WRITTEN PROBLEM –
Please give the data below again in full, exactly as it stands.

MATERIALS PROVIDED –
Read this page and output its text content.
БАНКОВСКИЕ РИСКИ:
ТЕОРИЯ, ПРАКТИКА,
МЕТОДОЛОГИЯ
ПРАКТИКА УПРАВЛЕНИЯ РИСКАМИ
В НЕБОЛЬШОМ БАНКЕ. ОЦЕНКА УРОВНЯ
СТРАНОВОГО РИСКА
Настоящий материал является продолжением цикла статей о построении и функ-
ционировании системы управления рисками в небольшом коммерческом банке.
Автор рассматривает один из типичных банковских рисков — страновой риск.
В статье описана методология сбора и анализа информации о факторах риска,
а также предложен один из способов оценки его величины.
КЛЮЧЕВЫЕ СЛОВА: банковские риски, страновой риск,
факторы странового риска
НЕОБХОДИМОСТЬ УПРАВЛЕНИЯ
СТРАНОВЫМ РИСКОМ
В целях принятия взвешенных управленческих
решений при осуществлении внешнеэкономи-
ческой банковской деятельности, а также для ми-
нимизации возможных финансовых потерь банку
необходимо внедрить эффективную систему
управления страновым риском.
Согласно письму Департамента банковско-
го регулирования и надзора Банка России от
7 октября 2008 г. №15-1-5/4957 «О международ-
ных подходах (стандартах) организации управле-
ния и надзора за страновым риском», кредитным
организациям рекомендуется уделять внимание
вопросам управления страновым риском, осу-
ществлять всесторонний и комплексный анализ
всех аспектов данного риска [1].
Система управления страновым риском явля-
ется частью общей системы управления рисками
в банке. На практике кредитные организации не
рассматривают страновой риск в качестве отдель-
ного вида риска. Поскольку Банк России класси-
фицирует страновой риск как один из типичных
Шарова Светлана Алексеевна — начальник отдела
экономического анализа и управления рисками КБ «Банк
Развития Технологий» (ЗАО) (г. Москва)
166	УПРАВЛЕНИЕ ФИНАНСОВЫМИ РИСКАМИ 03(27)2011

THE OUTPUT –
Read this page and output its text content.
БАНКОВСКИЕ РИСКИ:
ТЕОРИЯ, ПРАКТИКА,
МЕТОДОЛОГИЯ
ПРАКТИКА УПРАВЛЕНИЯ РИСКАМИ
В НЕБОЛЬШОМ БАНКЕ. ОЦЕНКА УРОВНЯ
СТРАНОВОГО РИСКА
Настоящий материал является продолжением цикла статей о построении и функ-
ционировании системы управления рисками в небольшом коммерческом банке.
Автор рассматривает один из типичных банковских рисков — страновой риск.
В статье описана методология сбора и анализа информации о факторах риска,
а также предложен один из способов оценки его величины.
КЛЮЧЕВЫЕ СЛОВА: банковские риски, страновой риск,
факторы странового риска
НЕОБХОДИМОСТЬ УПРАВЛЕНИЯ
СТРАНОВЫМ РИСКОМ
В целях принятия взвешенных управленческих
решений при осуществлении внешнеэкономи-
ческой банковской деятельности, а также для ми-
нимизации возможных финансовых потерь банку
необходимо внедрить эффективную систему
управления страновым риском.
Согласно письму Департамента банковско-
го регулирования и надзора Банка России от
7 октября 2008 г. №15-1-5/4957 «О международ-
ных подходах (стандартах) организации управле-
ния и надзора за страновым риском», кредитным
организациям рекомендуется уделять внимание
вопросам управления страновым риском, осу-
ществлять всесторонний и комплексный анализ
всех аспектов данного риска [1].
Система управления страновым риском явля-
ется частью общей системы управления рисками
в банке. На практике кредитные организации не
рассматривают страновой риск в качестве отдель-
ного вида риска. Поскольку Банк России класси-
фицирует страновой риск как один из типичных
Шарова Светлана Алексеевна — начальник отдела
экономического анализа и управления рисками КБ «Банк
Развития Технологий» (ЗАО) (г. Москва)
166	УПРАВЛЕНИЕ ФИНАНСОВЫМИ РИСКАМИ 03(27)2011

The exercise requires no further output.